## [WHAT IS NEEDED]
Transcribe each line exactly.

......

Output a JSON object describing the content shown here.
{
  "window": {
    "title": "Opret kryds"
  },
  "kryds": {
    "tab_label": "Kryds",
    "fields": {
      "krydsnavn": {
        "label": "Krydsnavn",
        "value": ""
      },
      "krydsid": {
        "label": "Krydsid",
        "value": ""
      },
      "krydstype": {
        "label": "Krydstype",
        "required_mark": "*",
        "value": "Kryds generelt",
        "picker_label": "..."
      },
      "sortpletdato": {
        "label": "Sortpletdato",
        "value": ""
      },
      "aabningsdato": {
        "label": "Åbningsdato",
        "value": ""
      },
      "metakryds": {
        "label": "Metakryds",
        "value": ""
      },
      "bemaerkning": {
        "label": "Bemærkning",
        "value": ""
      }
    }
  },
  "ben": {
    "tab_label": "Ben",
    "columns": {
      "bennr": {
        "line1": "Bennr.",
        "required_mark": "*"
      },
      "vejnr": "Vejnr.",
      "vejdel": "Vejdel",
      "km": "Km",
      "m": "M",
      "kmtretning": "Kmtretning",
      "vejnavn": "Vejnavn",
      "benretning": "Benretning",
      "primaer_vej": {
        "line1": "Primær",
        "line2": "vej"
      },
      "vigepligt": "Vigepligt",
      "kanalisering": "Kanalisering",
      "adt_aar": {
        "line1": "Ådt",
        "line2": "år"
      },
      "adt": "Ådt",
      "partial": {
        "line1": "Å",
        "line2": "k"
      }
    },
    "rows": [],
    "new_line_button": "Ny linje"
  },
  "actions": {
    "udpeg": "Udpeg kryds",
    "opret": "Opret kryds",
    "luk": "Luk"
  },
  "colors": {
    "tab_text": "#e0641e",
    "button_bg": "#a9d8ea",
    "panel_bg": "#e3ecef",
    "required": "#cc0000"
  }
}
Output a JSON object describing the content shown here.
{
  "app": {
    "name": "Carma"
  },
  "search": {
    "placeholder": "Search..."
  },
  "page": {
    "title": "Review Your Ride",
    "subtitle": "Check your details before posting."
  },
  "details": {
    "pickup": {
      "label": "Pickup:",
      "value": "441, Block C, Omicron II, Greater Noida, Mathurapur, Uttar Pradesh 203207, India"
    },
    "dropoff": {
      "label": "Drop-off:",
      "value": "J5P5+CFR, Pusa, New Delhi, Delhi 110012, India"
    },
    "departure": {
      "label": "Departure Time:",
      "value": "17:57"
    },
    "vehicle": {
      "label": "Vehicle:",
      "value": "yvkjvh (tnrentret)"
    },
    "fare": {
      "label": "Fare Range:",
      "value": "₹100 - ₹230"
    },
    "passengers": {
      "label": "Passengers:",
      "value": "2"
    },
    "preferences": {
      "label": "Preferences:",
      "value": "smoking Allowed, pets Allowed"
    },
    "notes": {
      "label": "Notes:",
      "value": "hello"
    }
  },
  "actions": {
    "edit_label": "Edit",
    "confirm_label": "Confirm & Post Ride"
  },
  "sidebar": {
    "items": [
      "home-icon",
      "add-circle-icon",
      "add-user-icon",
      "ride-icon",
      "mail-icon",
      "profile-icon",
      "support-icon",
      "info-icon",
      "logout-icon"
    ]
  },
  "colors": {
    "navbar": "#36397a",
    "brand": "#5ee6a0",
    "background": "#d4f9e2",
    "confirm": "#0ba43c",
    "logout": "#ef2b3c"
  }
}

......

## [OUTPUT FOR THIS TASK]
Output a JSON object describing the content shown here.
{
  "window": {
    "title": "Opret kryds"
  },
  "kryds": {
    "tab_label": "Kryds",
    "fields": {
      "krydsnavn": {
        "label": "Krydsnavn",
        "value": ""
      },
      "krydsid": {
        "label": "Krydsid",
        "value": ""
      },
      "krydstype": {
        "label": "Krydstype",
        "required_mark": "*",
        "value": "Kryds generelt",
        "picker_label": "..."
      },
      "sortpletdato": {
        "label": "Sortpletdato",
        "value": ""
      },
      "aabningsdato": {
        "label": "Åbningsdato",
        "value": ""
      },
      "metakryds": {
        "label": "Metakryds",
        "value": ""
      },
      "bemaerkning": {
        "label": "Bemærkning",
        "value": ""
      }
    }
  },
  "ben": {
    "tab_label": "Ben",
    "columns": {
      "bennr": {
        "line1": "Bennr.",
        "required_mark": "*"
      },
      "vejnr": "Vejnr.",
      "vejdel": "Vejdel",
      "km": "Km",
      "m": "M",
      "kmtretning": "Kmtretning",
      "vejnavn": "Vejnavn",
      "benretning": "Benretning",
      "primaer_vej": {
        "line1": "Primær",
        "line2": "vej"
      },
      "vigepligt": "Vigepligt",
      "kanalisering": "Kanalisering",
      "adt_aar": {
        "line1": "Ådt",
        "line2": "år"
      },
      "adt": "Ådt",
      "partial": {
        "line1": "Å",
        "line2": "k"
      }
    },
    "rows": [],
    "new_line_button": "Ny linje"
  },
  "actions": {
    "udpeg": "Udpeg kryds",
    "opret": "Opret kryds",
    "luk": "Luk"
  },
  "colors": {
    "tab_text": "#e0641e",
    "button_bg": "#a9d8ea",
    "panel_bg": "#e3ecef",
    "required": "#cc0000"
  }
}
Output a JSON object describing the content shown here.
{
  "app": {
    "name": "Carma"
  },
  "search": {
    "placeholder": "Search..."
  },
  "page": {
    "title": "Review Your Ride",
    "subtitle": "Check your details before posting."
  },
  "details": {
    "pickup": {
      "label": "Pickup:",
      "value": "441, Block C, Omicron II, Greater Noida, Mathurapur, Uttar Pradesh 203207, India"
    },
    "dropoff": {
      "label": "Drop-off:",
      "value": "J5P5+CFR, Pusa, New Delhi, Delhi 110012, India"
    },
    "departure": {
      "label": "Departure Time:",
      "value": "17:57"
    },
    "vehicle": {
      "label": "Vehicle:",
      "value": "yvkjvh (tnrentret)"
    },
    "fare": {
      "label": "Fare Range:",
      "value": "₹100 - ₹230"
    },
    "passengers": {
      "label": "Passengers:",
      "value": "2"
    },
    "preferences": {
      "label": "Preferences:",
      "value": "smoking Allowed, pets Allowed"
    },
    "notes": {
      "label": "Notes:",
      "value": "hello"
    }
  },
  "actions": {
    "edit_label": "Edit",
    "confirm_label": "Confirm & Post Ride"
  },
  "sidebar": {
    "items": [
      "home-icon",
      "add-circle-icon",
      "add-user-icon",
      "ride-icon",
      "mail-icon",
      "profile-icon",
      "support-icon",
      "info-icon",
      "logout-icon"
    ]
  },
  "colors": {
    "navbar": "#36397a",
    "brand": "#5ee6a0",
    "background": "#d4f9e2",
    "confirm": "#0ba43c",
    "logout": "#ef2b3c"
  }
}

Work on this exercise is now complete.